## WHAT YOU WILL DO
Across the entries below, how many lines contain the word "subtitle"? Give the number alone.

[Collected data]
■ ■ ■ ■

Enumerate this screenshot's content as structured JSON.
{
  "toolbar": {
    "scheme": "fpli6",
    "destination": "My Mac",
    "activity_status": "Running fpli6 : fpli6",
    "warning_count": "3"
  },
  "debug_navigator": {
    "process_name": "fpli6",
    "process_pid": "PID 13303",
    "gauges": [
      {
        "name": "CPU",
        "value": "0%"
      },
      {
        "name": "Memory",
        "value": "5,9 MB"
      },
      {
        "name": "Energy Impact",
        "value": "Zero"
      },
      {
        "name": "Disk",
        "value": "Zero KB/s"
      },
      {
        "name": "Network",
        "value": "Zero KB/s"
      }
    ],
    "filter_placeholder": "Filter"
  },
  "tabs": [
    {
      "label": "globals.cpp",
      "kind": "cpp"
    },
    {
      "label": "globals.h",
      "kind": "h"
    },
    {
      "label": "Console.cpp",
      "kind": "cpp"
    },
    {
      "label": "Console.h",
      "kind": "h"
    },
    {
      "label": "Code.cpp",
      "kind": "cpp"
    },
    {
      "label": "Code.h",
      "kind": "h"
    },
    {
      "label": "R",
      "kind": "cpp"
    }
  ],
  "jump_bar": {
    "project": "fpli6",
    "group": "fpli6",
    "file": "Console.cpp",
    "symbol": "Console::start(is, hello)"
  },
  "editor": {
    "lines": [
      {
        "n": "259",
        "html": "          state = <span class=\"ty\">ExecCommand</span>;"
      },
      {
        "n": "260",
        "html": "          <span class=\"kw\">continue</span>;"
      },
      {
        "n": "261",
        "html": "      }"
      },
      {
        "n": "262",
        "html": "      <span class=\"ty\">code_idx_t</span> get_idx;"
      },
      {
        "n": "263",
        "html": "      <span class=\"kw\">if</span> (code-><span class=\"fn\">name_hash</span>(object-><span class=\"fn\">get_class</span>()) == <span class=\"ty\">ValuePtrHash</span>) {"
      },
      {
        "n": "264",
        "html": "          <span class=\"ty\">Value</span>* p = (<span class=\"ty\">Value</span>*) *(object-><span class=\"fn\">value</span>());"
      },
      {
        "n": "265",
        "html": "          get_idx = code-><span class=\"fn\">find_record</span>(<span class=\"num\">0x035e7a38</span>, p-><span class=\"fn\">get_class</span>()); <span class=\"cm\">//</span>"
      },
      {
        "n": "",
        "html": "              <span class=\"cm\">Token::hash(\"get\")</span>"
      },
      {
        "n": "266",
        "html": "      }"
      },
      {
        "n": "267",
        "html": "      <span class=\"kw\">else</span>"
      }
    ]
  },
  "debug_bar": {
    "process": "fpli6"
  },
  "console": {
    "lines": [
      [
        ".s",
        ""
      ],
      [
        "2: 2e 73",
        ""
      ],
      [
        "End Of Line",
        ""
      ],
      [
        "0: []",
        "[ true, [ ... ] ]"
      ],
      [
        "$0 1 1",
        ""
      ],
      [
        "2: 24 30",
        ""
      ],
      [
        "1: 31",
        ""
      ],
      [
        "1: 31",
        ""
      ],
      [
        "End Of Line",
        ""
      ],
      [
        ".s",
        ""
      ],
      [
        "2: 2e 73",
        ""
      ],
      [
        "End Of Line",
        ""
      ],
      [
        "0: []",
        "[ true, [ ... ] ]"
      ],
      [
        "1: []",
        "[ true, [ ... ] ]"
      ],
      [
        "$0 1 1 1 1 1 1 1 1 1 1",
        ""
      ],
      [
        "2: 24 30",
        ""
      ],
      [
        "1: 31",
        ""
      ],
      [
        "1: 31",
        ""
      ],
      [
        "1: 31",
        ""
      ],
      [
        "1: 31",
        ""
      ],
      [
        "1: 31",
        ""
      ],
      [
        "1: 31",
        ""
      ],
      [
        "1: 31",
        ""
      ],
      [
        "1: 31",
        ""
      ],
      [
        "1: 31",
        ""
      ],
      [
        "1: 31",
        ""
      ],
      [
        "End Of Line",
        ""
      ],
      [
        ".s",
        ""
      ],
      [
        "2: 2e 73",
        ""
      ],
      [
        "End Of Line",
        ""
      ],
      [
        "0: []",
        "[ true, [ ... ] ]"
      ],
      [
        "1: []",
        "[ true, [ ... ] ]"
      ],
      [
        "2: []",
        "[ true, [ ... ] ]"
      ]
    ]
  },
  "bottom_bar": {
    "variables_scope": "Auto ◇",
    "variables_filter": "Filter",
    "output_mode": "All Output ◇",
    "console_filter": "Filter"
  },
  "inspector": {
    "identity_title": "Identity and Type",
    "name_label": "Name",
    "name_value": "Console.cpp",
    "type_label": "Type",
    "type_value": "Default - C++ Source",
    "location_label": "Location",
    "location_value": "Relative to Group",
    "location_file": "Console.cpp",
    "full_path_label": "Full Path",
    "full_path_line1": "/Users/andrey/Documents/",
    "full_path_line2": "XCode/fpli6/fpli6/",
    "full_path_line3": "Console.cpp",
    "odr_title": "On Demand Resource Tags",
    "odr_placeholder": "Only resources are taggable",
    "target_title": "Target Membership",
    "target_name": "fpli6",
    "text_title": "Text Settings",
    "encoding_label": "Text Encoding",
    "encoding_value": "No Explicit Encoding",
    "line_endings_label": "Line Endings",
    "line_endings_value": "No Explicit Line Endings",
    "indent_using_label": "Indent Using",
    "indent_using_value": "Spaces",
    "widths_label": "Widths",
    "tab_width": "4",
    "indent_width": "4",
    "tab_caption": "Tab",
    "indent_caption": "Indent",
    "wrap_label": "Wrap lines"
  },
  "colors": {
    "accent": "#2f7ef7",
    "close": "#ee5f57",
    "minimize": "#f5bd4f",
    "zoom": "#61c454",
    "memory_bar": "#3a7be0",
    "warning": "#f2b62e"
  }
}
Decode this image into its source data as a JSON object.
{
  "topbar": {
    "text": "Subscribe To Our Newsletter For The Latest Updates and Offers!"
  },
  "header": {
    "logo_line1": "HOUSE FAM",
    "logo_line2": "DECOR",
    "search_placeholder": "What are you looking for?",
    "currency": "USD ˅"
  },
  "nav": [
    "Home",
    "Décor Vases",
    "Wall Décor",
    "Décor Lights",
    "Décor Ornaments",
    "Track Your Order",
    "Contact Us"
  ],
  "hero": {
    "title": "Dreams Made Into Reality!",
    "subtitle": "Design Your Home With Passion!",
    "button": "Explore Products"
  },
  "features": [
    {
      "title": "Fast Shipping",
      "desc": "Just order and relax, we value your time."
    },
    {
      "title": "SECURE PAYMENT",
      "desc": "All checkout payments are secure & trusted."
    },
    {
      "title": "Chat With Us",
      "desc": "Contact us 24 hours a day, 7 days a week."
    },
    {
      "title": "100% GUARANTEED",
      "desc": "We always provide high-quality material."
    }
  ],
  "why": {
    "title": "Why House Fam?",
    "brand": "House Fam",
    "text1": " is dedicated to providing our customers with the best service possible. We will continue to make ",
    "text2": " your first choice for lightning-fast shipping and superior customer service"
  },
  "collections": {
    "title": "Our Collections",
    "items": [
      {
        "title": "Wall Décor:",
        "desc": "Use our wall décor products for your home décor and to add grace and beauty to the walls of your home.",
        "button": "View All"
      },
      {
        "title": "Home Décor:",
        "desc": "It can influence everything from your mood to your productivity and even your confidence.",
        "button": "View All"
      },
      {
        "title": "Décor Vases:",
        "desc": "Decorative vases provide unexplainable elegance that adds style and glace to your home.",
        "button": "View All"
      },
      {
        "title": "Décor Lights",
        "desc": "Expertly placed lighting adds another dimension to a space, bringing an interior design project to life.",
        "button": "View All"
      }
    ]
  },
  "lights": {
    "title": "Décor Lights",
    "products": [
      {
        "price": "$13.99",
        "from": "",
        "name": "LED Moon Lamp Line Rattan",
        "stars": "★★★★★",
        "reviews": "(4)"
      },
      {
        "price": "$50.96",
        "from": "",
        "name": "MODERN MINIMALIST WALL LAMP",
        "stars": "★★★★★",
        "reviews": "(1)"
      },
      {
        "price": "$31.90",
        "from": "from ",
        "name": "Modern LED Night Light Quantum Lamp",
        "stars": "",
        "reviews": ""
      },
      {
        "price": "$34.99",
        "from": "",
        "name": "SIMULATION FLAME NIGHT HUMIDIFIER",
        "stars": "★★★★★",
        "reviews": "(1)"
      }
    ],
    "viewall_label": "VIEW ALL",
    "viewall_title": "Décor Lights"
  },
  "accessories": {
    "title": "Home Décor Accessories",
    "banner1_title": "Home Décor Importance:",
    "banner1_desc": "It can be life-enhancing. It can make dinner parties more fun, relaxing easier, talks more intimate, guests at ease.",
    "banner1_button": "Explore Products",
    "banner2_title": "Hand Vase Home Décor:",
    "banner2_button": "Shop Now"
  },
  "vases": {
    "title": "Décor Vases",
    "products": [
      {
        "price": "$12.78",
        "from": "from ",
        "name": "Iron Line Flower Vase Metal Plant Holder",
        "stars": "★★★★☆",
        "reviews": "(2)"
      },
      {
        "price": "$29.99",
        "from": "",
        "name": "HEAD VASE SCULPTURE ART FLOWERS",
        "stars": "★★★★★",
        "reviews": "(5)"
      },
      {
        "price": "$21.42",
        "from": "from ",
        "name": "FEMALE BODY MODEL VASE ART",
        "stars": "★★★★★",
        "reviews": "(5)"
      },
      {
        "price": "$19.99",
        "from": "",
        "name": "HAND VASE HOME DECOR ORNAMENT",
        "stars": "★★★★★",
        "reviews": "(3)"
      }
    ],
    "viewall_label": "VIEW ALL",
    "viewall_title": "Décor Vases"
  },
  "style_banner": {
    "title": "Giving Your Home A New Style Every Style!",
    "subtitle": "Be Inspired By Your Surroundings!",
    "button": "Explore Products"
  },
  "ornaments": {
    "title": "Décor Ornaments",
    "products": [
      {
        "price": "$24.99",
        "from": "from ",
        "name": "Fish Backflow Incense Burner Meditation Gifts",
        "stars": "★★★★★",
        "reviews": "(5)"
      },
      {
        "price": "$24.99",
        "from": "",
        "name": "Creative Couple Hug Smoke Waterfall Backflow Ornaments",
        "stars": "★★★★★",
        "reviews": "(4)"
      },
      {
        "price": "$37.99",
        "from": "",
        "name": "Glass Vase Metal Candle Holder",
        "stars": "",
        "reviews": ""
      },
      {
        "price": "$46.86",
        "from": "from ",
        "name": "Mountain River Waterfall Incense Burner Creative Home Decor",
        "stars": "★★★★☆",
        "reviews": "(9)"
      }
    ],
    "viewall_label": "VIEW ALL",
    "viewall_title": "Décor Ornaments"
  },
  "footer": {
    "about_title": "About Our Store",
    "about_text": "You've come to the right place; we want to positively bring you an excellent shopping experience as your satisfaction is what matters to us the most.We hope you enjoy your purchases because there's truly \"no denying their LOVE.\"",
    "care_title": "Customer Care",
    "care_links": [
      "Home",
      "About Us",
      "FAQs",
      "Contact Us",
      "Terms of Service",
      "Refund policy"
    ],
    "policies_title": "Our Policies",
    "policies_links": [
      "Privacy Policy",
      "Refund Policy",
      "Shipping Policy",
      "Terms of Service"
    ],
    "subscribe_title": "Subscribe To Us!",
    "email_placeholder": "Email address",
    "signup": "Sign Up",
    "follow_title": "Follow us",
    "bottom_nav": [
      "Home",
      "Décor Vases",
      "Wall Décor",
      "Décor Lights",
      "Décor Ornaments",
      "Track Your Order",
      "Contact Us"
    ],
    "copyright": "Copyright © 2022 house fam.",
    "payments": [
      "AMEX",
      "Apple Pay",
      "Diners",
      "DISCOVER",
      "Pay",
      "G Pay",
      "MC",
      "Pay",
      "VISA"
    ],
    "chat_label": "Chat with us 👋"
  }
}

■ ■ ■ ■

## ANSWER FOR THIS EXERCISE
2